Instructions to follow —
Count how many lines of the data below contain the string "WEEKLY"; the reply should be that number alone.

[start of The records]

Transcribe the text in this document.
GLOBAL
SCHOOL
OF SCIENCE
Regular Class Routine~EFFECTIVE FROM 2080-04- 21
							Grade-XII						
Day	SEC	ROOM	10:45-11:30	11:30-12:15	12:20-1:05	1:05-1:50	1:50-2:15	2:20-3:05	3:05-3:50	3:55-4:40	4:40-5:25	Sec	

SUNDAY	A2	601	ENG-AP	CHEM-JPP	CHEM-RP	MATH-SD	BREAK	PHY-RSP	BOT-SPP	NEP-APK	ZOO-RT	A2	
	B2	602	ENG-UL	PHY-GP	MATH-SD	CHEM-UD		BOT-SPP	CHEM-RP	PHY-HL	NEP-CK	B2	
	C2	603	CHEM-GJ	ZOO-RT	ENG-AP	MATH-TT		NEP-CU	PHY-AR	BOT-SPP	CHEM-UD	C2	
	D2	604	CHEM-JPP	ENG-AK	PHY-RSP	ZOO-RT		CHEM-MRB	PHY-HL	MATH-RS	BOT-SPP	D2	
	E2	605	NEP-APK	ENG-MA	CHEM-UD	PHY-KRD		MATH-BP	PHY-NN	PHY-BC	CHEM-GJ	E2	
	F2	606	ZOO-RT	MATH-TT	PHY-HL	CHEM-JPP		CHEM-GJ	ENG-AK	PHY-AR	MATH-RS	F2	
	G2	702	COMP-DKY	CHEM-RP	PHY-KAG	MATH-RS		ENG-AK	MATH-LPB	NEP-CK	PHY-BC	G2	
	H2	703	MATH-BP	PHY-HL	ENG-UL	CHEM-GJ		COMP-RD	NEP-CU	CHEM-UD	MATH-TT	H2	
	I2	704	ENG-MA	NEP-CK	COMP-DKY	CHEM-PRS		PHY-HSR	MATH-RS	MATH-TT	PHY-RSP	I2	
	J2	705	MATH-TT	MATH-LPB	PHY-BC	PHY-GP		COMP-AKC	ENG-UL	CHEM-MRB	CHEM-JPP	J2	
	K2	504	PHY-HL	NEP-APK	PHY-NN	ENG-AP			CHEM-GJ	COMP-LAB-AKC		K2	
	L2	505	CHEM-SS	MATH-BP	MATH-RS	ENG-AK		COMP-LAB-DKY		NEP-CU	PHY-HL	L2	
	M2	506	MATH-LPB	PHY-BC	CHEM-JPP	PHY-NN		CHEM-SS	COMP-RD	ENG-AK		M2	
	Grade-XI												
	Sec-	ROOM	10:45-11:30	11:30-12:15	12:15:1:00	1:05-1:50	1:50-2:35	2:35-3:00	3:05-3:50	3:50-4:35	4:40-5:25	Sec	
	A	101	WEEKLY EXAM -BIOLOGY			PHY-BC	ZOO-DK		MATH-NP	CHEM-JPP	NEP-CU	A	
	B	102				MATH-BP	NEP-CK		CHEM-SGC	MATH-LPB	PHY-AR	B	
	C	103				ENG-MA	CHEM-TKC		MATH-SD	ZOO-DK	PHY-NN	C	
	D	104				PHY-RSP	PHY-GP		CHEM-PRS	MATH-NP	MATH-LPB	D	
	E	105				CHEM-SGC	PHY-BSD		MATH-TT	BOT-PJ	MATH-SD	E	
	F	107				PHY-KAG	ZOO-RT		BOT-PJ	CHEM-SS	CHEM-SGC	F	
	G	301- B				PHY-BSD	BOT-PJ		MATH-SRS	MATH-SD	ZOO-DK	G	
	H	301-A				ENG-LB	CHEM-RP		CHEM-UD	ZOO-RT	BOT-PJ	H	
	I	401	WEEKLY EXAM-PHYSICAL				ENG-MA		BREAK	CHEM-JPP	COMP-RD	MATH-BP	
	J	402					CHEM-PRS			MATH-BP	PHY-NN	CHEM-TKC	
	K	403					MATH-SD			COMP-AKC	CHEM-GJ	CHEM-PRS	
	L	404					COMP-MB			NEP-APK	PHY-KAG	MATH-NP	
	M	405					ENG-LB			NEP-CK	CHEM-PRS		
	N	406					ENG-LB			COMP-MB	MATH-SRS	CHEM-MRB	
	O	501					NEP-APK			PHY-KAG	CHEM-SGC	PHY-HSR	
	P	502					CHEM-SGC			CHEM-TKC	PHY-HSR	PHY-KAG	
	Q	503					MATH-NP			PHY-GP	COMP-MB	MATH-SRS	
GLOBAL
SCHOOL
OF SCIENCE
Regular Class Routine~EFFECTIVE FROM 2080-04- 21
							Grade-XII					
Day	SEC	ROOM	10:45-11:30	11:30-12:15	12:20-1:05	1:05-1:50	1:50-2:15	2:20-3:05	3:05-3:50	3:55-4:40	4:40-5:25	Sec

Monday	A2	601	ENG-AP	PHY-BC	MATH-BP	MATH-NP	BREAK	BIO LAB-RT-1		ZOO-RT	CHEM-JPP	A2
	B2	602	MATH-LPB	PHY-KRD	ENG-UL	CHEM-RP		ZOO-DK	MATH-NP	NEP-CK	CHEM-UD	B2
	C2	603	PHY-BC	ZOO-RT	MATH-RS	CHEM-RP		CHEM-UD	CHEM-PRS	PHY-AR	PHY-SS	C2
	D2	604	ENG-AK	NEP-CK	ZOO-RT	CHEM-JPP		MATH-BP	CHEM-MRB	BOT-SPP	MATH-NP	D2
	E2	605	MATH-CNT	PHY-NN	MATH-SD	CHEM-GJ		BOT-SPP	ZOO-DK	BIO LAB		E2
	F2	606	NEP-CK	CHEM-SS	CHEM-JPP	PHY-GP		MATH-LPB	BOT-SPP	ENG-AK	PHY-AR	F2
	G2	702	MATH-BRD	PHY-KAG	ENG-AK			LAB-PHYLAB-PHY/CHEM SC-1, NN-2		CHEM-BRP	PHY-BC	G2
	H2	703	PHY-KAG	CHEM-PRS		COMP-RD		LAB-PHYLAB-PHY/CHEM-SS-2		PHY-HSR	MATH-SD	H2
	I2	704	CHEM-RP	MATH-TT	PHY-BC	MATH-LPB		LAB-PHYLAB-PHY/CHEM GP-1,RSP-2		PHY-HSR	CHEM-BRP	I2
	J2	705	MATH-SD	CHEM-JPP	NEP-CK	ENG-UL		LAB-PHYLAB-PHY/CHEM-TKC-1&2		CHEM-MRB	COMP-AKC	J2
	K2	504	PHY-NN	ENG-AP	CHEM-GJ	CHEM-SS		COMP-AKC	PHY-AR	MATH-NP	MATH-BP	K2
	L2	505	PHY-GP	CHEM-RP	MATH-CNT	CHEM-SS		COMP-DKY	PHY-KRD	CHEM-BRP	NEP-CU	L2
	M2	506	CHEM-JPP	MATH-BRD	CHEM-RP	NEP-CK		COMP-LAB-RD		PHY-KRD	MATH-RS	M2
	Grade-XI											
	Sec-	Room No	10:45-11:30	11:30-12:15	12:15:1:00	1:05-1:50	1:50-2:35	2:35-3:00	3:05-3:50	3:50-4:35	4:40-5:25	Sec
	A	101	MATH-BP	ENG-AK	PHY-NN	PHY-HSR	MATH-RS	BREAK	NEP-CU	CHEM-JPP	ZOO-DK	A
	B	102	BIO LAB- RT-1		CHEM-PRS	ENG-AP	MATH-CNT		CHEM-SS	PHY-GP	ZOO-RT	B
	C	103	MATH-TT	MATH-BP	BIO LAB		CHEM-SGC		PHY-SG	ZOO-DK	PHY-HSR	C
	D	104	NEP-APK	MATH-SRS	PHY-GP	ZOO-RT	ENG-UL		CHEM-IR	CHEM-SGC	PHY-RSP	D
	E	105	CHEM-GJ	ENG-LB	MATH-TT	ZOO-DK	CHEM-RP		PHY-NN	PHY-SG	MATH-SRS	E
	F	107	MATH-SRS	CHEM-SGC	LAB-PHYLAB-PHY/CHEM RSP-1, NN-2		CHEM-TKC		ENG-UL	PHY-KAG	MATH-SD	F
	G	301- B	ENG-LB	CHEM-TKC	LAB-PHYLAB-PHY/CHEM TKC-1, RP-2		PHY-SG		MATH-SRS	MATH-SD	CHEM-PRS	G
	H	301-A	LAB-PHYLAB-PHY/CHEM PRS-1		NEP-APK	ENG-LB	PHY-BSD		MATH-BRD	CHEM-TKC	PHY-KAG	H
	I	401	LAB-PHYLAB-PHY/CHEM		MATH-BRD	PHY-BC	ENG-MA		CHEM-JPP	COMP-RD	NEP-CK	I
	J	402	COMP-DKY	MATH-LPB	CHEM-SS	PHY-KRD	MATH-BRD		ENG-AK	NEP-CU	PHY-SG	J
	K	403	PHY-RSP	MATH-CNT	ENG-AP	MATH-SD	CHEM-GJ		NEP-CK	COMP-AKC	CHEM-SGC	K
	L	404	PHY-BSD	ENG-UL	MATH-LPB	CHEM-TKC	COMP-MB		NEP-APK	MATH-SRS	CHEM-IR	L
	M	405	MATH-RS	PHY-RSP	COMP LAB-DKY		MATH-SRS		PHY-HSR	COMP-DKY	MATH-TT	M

[end of The records]

Exercise solution —
2